DATA FOR THIS TASK:
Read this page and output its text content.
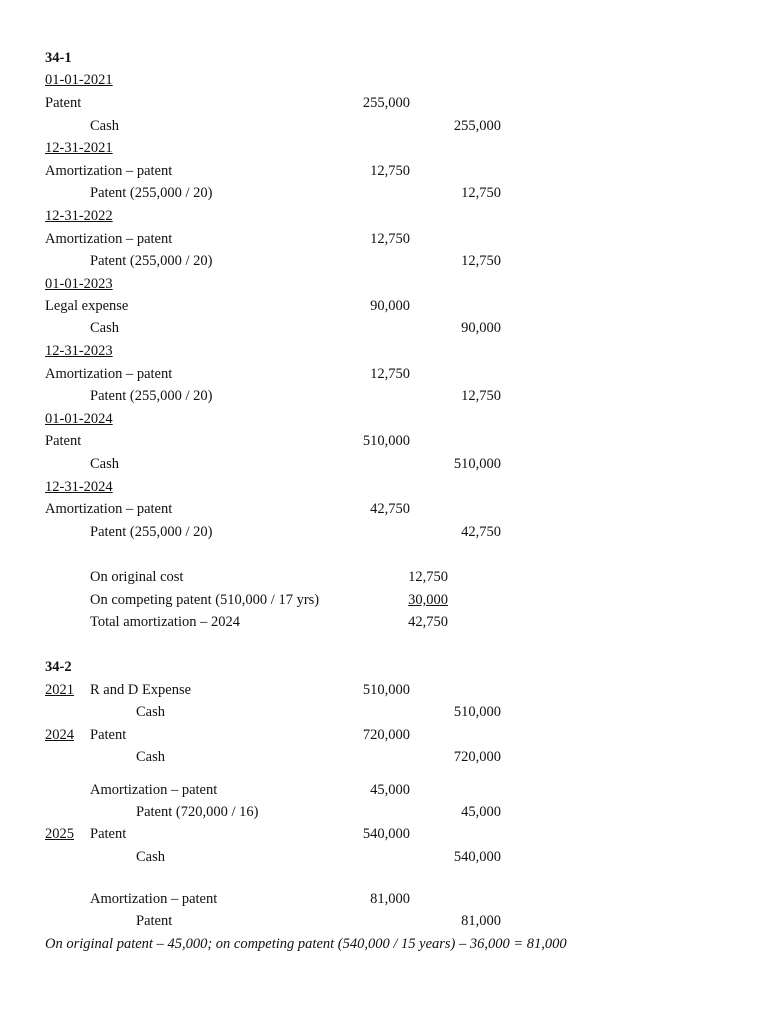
34-1
01-01-2021
Patent	255,000
Cash	255,000
12-31-2021
Amortization – patent	12,750
Patent (255,000 / 20)	12,750
12-31-2022
Amortization – patent	12,750
Patent (255,000 / 20)	12,750
01-01-2023
Legal expense	90,000
Cash	90,000
12-31-2023
Amortization – patent	12,750
Patent (255,000 / 20)	12,750
01-01-2024
Patent	510,000
Cash	510,000
12-31-2024
Amortization – patent	42,750
Patent (255,000 / 20)	42,750
On original cost	12,750
On competing patent (510,000 / 17 yrs)	30,000
Total amortization – 2024	42,750
34-2
2021 R and D Expense	510,000
Cash	510,000
2024 Patent	720,000
Cash	720,000
Amortization – patent	45,000
Patent (720,000 / 16)	45,000
2025 Patent	540,000
Cash	540,000
Amortization – patent	81,000
Patent	81,000
On original patent – 45,000; on competing patent (540,000 / 15 years) – 36,000 = 81,000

PROBLEM TO WORK ON: Provide the number of lines in these entries that hold the word "Cash", without any accompanying text.

RESPONSE TO THE EXERCISE: 6